_WHAT THE TASK REQUIRES_:
All lines featuring the string "this" are to be listed.
* Begin TASK INPUT *
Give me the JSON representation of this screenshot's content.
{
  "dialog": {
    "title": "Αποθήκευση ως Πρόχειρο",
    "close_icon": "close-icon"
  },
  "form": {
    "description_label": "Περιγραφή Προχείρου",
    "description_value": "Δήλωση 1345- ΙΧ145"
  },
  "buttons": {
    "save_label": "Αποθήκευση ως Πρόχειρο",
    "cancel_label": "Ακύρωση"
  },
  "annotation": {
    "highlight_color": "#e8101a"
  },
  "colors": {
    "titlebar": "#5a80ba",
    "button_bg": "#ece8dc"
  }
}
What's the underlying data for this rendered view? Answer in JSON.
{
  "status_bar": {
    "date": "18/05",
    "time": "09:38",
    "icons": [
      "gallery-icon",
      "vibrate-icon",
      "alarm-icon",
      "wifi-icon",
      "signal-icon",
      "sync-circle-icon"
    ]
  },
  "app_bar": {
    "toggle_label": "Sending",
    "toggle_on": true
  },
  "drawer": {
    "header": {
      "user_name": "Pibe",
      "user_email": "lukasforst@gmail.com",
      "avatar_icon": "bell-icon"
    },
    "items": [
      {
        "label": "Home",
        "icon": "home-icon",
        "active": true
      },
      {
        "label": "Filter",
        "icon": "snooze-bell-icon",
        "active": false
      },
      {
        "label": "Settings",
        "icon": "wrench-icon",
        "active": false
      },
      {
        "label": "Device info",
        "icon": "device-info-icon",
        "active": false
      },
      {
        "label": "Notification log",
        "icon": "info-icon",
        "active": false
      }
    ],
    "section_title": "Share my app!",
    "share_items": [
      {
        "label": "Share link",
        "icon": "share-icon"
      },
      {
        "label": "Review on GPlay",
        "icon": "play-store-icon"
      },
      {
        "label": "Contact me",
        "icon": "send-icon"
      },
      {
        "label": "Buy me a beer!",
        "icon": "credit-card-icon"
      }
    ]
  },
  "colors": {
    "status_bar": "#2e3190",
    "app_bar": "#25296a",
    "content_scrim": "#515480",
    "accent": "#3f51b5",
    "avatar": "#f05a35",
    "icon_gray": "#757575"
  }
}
* End TASK INPUT *
* Begin TASK INPUT *
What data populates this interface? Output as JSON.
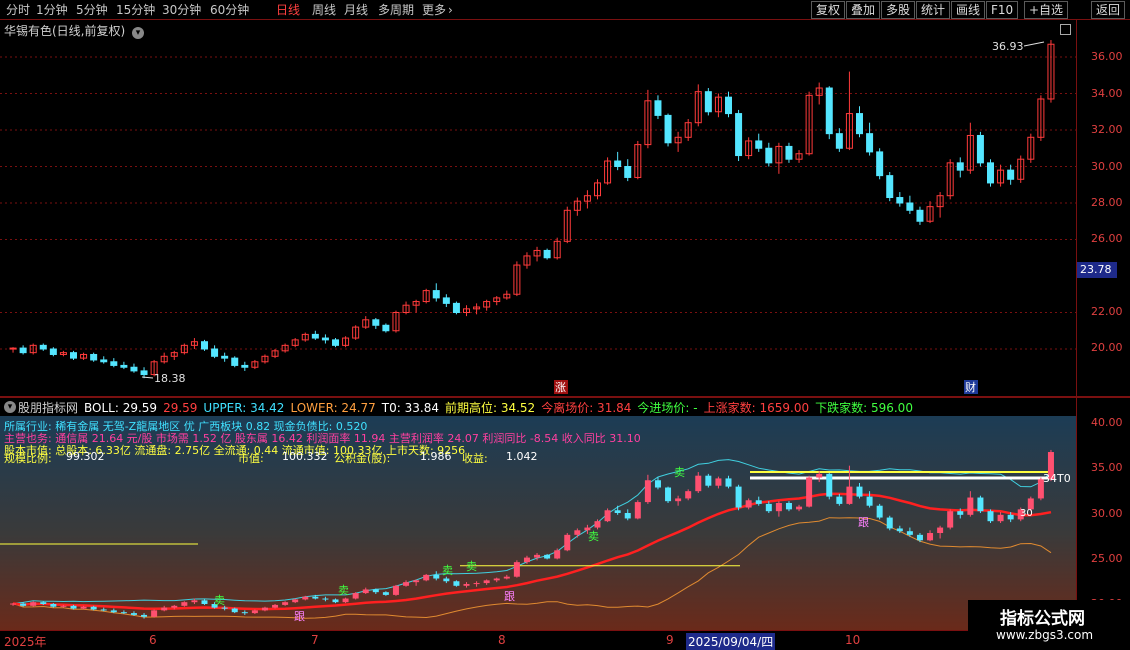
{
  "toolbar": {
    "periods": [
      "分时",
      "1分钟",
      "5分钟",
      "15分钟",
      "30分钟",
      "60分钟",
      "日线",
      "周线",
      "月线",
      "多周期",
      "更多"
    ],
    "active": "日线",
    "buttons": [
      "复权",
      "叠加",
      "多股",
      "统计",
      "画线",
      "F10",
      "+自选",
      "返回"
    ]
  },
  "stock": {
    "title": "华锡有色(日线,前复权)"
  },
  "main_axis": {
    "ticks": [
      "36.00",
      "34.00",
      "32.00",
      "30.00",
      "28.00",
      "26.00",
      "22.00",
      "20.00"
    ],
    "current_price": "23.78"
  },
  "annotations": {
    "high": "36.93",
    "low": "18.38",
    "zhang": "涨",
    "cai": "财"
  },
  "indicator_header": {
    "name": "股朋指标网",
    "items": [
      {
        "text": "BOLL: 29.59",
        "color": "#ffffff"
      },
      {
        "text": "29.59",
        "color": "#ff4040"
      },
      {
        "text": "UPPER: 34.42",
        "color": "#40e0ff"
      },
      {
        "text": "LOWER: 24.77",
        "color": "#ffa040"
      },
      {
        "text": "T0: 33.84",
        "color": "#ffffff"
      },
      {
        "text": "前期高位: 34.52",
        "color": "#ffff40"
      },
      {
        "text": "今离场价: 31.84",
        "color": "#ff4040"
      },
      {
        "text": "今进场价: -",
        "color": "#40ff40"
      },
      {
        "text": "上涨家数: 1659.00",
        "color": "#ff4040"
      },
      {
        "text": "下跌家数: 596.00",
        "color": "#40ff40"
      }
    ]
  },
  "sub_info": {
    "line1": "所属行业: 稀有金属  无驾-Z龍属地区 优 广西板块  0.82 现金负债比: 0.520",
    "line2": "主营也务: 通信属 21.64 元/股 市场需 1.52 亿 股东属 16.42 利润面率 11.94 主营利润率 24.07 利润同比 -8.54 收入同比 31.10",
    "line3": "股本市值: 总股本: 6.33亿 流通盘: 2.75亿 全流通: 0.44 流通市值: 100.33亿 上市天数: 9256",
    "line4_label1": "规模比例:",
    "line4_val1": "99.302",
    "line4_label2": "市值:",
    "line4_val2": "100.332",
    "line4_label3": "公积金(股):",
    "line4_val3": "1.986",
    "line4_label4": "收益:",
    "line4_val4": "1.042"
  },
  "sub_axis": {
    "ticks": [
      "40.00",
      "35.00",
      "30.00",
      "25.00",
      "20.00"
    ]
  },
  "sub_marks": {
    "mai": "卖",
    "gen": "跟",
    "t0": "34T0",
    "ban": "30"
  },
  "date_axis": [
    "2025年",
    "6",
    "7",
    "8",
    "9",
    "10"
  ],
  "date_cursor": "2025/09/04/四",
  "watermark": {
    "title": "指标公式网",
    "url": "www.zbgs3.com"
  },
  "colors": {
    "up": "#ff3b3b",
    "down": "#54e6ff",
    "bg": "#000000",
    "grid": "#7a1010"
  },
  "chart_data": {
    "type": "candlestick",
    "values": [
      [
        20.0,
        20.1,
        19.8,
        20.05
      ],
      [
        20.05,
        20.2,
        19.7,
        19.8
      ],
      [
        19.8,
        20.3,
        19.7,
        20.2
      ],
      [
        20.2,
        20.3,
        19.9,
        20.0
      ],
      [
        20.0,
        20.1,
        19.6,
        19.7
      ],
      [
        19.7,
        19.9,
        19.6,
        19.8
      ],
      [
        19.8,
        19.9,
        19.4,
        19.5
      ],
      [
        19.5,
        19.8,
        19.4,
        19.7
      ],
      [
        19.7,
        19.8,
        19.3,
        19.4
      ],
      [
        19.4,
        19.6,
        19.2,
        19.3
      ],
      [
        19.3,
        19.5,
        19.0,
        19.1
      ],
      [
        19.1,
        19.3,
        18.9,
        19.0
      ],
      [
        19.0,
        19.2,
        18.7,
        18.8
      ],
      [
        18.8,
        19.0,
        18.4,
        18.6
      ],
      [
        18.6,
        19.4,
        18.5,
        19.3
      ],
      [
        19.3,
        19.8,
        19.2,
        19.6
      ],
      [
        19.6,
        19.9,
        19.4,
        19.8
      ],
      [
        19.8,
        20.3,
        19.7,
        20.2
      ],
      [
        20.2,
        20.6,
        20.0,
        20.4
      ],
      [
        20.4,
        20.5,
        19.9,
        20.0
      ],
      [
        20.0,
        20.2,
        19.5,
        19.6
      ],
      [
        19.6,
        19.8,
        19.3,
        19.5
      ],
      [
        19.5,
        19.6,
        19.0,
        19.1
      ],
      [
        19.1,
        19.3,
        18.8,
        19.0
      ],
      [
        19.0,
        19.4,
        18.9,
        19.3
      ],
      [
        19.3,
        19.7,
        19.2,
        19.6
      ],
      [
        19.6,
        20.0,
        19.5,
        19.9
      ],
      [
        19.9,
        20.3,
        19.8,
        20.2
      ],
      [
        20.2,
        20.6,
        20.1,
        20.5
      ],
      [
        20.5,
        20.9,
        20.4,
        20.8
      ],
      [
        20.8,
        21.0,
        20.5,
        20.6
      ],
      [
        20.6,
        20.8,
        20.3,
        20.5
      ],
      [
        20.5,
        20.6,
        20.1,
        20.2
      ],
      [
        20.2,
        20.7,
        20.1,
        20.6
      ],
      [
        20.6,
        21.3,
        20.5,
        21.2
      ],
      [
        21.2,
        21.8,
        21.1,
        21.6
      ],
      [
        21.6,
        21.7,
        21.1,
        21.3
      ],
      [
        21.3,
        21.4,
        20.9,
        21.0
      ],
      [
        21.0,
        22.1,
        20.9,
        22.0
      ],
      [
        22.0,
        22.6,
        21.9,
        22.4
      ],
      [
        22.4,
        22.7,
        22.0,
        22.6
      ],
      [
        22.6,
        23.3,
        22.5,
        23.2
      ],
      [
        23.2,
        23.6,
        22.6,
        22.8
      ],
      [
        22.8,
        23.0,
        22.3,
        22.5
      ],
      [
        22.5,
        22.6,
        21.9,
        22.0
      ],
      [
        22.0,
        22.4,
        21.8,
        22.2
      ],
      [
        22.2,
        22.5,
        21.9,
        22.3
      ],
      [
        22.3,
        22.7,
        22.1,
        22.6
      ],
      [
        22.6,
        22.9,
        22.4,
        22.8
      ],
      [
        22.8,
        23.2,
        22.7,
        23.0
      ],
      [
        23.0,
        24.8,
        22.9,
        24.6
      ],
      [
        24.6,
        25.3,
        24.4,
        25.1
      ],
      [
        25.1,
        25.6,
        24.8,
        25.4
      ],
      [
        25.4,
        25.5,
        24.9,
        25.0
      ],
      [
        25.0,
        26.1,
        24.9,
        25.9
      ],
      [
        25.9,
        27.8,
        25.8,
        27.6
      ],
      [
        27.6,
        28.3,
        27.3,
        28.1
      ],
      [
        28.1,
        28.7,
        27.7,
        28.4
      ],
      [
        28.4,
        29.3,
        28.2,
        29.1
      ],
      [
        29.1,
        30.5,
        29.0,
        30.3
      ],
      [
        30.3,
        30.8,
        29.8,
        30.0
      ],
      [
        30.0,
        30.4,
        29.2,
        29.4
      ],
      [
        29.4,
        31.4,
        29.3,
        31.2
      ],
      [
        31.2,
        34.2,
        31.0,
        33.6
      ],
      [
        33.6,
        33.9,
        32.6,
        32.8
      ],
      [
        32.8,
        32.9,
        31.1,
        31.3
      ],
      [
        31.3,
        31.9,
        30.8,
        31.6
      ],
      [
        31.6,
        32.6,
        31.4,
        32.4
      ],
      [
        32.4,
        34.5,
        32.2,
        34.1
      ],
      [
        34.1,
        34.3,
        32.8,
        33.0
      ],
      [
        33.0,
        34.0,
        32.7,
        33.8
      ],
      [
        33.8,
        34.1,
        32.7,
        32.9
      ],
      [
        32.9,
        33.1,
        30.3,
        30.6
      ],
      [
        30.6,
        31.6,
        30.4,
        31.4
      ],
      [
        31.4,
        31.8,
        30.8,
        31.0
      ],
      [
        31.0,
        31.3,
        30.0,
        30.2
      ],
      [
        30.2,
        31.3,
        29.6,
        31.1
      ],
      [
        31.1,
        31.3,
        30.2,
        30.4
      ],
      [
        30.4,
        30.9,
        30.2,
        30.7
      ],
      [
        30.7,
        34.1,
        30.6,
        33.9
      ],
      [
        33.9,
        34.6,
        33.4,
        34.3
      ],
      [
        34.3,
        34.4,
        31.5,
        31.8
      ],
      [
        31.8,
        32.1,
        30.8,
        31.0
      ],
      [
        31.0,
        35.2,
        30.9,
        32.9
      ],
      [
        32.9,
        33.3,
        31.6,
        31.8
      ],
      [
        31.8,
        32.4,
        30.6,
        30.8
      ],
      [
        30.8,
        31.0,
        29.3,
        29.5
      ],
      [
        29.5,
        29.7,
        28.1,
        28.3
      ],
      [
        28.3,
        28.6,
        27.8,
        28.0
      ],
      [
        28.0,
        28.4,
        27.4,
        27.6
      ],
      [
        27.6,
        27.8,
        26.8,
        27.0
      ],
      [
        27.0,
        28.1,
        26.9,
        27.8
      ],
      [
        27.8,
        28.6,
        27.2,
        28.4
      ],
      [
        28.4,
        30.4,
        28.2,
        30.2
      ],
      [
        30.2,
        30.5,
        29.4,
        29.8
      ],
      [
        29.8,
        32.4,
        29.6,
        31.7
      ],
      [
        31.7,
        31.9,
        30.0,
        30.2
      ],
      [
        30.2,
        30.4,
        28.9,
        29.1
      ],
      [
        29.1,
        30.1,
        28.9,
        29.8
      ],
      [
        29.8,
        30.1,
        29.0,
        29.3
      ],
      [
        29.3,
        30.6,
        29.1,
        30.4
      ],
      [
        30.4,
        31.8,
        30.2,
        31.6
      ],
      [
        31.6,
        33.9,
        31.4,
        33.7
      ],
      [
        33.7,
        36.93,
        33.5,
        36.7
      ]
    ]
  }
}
* End TASK INPUT *
_EXERCISE OUTPUT_:
Give me the JSON representation of this screenshot's content.
What's the underlying data for this rendered view? Answer in JSON.
What data populates this interface? Output as JSON.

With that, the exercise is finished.